What you should do
Work out the number of lines in the listing that include the string "JSON". Reply with that number alone.

◇ ◇ ◇ ◇ ◇

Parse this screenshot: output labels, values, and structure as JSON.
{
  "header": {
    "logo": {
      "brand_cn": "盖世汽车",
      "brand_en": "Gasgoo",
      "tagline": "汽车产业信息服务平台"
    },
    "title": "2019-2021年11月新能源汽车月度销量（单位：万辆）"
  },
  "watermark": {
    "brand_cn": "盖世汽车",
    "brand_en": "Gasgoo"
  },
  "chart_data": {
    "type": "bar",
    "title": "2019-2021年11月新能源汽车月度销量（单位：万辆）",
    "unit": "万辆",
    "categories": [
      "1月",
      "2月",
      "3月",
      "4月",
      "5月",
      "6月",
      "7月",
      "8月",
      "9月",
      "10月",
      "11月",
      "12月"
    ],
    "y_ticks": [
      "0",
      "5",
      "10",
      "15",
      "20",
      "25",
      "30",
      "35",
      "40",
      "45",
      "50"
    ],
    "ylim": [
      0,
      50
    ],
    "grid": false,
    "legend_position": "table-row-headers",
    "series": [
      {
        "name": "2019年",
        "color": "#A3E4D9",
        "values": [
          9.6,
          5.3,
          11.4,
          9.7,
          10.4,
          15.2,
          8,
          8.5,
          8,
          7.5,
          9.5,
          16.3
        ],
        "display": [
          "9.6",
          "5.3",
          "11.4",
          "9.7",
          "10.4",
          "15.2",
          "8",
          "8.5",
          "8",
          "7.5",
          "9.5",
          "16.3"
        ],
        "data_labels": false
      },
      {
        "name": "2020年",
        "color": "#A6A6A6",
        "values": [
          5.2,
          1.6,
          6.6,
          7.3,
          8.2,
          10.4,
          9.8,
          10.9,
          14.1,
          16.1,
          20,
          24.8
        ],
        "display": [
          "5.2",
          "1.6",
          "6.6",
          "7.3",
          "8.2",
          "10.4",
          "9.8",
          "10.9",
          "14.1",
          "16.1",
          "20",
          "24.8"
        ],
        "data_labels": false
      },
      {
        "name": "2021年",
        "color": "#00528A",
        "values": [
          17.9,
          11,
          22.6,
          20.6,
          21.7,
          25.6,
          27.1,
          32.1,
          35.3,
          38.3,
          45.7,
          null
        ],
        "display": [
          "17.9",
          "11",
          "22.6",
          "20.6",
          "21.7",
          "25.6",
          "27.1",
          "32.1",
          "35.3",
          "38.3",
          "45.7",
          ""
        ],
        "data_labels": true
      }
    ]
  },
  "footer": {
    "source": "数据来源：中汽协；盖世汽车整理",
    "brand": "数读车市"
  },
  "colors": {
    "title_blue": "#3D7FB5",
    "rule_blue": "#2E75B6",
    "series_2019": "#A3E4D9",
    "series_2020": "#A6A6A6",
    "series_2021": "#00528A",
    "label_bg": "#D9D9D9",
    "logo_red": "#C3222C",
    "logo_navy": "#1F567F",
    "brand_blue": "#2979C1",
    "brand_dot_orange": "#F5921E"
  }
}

◇ ◇ ◇ ◇ ◇

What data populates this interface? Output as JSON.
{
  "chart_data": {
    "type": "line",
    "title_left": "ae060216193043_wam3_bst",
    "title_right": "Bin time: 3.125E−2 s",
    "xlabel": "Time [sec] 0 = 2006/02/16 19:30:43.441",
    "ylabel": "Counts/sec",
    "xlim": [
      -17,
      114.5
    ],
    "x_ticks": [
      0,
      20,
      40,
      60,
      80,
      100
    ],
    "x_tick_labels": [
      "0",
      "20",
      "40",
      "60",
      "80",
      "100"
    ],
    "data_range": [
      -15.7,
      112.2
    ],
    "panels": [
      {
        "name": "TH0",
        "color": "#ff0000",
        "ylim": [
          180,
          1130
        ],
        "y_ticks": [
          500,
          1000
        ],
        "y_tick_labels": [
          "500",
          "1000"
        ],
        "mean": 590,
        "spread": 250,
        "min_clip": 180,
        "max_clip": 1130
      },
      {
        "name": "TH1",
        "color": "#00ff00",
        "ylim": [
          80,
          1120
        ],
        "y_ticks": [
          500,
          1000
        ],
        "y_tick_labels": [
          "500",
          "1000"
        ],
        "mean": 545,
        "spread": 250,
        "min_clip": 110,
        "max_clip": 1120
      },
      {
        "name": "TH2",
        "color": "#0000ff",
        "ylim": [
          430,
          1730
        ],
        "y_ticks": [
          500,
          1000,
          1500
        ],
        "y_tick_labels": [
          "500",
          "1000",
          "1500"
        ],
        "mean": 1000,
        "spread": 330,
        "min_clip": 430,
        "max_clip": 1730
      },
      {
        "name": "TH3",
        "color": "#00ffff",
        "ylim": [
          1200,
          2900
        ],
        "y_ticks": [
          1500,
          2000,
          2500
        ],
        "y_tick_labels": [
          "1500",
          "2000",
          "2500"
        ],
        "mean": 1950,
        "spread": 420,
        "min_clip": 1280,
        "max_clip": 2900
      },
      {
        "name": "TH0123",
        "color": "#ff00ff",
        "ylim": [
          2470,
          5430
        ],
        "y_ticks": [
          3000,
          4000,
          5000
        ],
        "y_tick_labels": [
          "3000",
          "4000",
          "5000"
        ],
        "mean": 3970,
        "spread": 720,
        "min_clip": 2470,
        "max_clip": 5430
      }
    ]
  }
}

◇ ◇ ◇ ◇ ◇

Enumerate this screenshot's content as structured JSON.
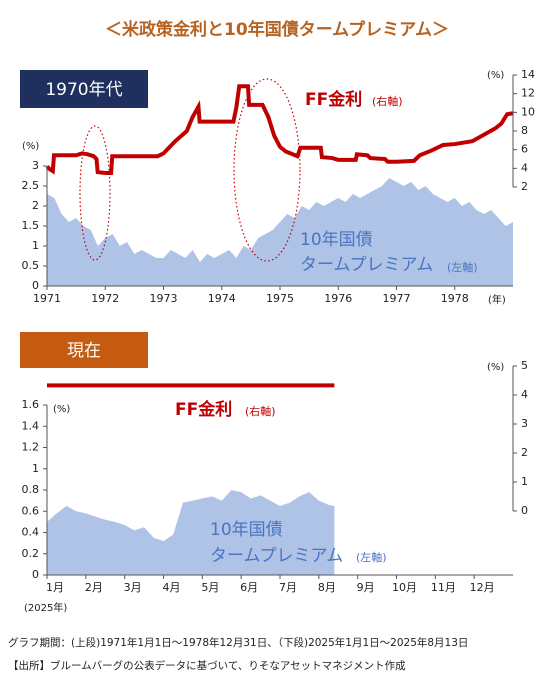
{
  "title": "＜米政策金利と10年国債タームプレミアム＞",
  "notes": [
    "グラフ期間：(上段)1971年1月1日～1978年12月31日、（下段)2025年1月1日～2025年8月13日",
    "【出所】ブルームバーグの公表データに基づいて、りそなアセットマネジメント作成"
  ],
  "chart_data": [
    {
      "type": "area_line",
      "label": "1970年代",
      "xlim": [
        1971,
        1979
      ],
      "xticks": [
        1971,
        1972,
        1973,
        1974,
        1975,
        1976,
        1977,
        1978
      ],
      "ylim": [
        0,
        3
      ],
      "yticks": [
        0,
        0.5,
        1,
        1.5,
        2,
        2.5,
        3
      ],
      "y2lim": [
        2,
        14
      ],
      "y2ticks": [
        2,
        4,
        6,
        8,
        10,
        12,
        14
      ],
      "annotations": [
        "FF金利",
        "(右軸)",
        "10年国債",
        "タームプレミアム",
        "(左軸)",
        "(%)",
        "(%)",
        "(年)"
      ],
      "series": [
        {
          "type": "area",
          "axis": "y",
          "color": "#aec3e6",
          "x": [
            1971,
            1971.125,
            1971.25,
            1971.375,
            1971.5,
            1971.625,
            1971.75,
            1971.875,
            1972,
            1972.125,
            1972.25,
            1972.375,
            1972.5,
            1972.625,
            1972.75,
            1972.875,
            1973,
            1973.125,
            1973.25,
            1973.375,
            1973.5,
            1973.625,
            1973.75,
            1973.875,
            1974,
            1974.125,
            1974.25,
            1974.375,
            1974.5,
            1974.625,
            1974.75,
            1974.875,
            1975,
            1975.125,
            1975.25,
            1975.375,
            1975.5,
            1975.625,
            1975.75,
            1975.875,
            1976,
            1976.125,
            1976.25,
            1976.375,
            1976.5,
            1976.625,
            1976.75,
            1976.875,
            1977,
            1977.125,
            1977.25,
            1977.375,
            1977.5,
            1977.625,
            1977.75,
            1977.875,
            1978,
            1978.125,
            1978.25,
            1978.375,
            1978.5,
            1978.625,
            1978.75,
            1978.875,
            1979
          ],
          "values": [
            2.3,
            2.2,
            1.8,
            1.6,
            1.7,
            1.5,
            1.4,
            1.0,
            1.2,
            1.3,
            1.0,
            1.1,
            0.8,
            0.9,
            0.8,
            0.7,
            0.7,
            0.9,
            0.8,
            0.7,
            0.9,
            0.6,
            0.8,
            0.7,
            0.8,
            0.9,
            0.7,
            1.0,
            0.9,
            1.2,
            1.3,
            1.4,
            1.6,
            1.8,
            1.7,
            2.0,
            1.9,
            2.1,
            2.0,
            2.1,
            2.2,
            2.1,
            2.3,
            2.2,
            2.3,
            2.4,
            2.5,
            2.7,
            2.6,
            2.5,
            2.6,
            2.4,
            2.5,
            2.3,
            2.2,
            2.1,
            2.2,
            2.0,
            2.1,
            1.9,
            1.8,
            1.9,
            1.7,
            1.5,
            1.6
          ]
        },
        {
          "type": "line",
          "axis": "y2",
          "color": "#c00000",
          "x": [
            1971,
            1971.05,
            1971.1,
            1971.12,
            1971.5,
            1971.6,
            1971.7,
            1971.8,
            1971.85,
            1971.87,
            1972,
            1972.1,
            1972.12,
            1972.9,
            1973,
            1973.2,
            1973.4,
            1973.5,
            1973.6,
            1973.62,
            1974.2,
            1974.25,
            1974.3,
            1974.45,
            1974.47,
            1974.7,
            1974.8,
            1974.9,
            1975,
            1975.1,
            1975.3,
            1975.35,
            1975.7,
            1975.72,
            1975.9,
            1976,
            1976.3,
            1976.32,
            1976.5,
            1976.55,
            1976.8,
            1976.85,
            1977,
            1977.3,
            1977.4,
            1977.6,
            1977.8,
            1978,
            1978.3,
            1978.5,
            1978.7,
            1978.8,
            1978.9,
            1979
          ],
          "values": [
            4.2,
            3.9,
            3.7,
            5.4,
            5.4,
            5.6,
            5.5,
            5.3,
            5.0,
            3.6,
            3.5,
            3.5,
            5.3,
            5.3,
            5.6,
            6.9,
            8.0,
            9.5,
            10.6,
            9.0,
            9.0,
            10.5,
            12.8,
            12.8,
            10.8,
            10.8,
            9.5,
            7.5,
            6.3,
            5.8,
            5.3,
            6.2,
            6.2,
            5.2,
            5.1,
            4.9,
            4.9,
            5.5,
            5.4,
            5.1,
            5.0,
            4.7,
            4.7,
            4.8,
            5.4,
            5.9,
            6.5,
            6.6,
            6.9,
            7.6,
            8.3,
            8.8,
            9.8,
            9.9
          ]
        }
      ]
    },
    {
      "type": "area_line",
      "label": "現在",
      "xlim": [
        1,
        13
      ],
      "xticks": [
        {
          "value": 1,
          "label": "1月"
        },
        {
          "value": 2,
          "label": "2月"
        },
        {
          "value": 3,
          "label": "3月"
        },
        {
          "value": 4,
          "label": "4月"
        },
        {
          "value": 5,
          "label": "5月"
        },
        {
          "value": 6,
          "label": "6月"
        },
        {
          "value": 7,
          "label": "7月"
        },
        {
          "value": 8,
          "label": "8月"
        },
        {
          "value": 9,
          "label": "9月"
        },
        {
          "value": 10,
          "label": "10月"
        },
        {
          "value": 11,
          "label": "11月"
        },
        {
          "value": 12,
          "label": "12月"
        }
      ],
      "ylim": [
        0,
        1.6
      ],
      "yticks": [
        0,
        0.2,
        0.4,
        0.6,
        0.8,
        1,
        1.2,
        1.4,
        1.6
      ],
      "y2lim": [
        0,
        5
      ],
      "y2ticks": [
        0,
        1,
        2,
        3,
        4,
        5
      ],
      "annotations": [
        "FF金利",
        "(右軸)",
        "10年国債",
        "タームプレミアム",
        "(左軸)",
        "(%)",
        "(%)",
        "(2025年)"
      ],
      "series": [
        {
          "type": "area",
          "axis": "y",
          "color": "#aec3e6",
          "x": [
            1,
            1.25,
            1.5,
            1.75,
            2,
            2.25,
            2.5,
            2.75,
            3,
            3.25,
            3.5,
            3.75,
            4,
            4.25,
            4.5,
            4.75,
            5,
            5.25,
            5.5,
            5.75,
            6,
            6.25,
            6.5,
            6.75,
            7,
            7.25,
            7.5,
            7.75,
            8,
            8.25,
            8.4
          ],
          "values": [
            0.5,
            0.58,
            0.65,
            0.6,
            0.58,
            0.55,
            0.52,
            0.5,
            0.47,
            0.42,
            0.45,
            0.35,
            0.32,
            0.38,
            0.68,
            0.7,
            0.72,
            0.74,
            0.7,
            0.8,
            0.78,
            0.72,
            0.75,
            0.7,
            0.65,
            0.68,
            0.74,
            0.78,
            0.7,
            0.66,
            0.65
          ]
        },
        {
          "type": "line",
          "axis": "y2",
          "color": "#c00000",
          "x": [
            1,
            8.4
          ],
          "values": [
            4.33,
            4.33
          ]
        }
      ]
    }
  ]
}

◇ ◇ ◇ ◇ ◇

Solution to the exercise
3